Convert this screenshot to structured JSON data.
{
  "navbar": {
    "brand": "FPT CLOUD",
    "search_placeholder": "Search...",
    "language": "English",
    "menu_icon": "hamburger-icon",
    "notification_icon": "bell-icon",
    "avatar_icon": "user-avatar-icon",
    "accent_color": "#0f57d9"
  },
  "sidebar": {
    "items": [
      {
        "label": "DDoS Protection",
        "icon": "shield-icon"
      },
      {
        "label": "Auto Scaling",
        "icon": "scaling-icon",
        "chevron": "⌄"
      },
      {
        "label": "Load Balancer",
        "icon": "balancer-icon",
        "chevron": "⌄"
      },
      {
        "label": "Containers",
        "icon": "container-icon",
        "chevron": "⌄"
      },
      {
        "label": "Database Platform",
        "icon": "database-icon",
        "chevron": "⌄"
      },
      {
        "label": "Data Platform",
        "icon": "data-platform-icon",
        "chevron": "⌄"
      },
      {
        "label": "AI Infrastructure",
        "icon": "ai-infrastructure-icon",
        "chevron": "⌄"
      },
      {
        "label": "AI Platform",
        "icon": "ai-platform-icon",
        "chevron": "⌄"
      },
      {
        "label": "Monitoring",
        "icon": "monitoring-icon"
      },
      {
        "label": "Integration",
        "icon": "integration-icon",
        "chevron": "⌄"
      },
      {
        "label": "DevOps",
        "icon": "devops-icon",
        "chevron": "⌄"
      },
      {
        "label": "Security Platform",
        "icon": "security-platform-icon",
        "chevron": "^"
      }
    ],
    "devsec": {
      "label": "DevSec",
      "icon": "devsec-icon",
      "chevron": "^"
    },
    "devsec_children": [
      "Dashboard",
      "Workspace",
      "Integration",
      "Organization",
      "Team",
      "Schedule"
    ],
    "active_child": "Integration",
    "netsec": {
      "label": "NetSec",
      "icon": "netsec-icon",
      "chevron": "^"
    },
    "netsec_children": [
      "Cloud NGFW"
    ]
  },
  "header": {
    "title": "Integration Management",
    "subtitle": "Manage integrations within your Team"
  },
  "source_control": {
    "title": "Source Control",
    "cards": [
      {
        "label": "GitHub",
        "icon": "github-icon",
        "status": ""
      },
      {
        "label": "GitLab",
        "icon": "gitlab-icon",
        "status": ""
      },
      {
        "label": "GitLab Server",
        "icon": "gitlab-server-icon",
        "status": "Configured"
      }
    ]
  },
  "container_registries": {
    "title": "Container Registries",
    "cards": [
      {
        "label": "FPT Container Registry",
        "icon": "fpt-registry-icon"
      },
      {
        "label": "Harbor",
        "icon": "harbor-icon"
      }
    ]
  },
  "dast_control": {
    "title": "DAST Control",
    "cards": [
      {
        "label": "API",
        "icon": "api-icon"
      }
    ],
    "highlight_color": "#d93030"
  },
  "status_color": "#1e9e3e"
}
◇ ◇ ◇
● **EXERCISE AIM**: Print all of the entries exactly as they appear.

● **OUTPUT OF THE TASK**:
Convert this screenshot to structured JSON data.
{
  "navbar": {
    "brand": "FPT CLOUD",
    "search_placeholder": "Search...",
    "language": "English",
    "menu_icon": "hamburger-icon",
    "notification_icon": "bell-icon",
    "avatar_icon": "user-avatar-icon",
    "accent_color": "#0f57d9"
  },
  "sidebar": {
    "items": [
      {
        "label": "DDoS Protection",
        "icon": "shield-icon"
      },
      {
        "label": "Auto Scaling",
        "icon": "scaling-icon",
        "chevron": "⌄"
      },
      {
        "label": "Load Balancer",
        "icon": "balancer-icon",
        "chevron": "⌄"
      },
      {
        "label": "Containers",
        "icon": "container-icon",
        "chevron": "⌄"
      },
      {
        "label": "Database Platform",
        "icon": "database-icon",
        "chevron": "⌄"
      },
      {
        "label": "Data Platform",
        "icon": "data-platform-icon",
        "chevron": "⌄"
      },
      {
        "label": "AI Infrastructure",
        "icon": "ai-infrastructure-icon",
        "chevron": "⌄"
      },
      {
        "label": "AI Platform",
        "icon": "ai-platform-icon",
        "chevron": "⌄"
      },
      {
        "label": "Monitoring",
        "icon": "monitoring-icon"
      },
      {
        "label": "Integration",
        "icon": "integration-icon",
        "chevron": "⌄"
      },
      {
        "label": "DevOps",
        "icon": "devops-icon",
        "chevron": "⌄"
      },
      {
        "label": "Security Platform",
        "icon": "security-platform-icon",
        "chevron": "^"
      }
    ],
    "devsec": {
      "label": "DevSec",
      "icon": "devsec-icon",
      "chevron": "^"
    },
    "devsec_children": [
      "Dashboard",
      "Workspace",
      "Integration",
      "Organization",
      "Team",
      "Schedule"
    ],
    "active_child": "Integration",
    "netsec": {
      "label": "NetSec",
      "icon": "netsec-icon",
      "chevron": "^"
    },
    "netsec_children": [
      "Cloud NGFW"
    ]
  },
  "header": {
    "title": "Integration Management",
    "subtitle": "Manage integrations within your Team"
  },
  "source_control": {
    "title": "Source Control",
    "cards": [
      {
        "label": "GitHub",
        "icon": "github-icon",
        "status": ""
      },
      {
        "label": "GitLab",
        "icon": "gitlab-icon",
        "status": ""
      },
      {
        "label": "GitLab Server",
        "icon": "gitlab-server-icon",
        "status": "Configured"
      }
    ]
  },
  "container_registries": {
    "title": "Container Registries",
    "cards": [
      {
        "label": "FPT Container Registry",
        "icon": "fpt-registry-icon"
      },
      {
        "label": "Harbor",
        "icon": "harbor-icon"
      }
    ]
  },
  "dast_control": {
    "title": "DAST Control",
    "cards": [
      {
        "label": "API",
        "icon": "api-icon"
      }
    ],
    "highlight_color": "#d93030"
  },
  "status_color": "#1e9e3e"
}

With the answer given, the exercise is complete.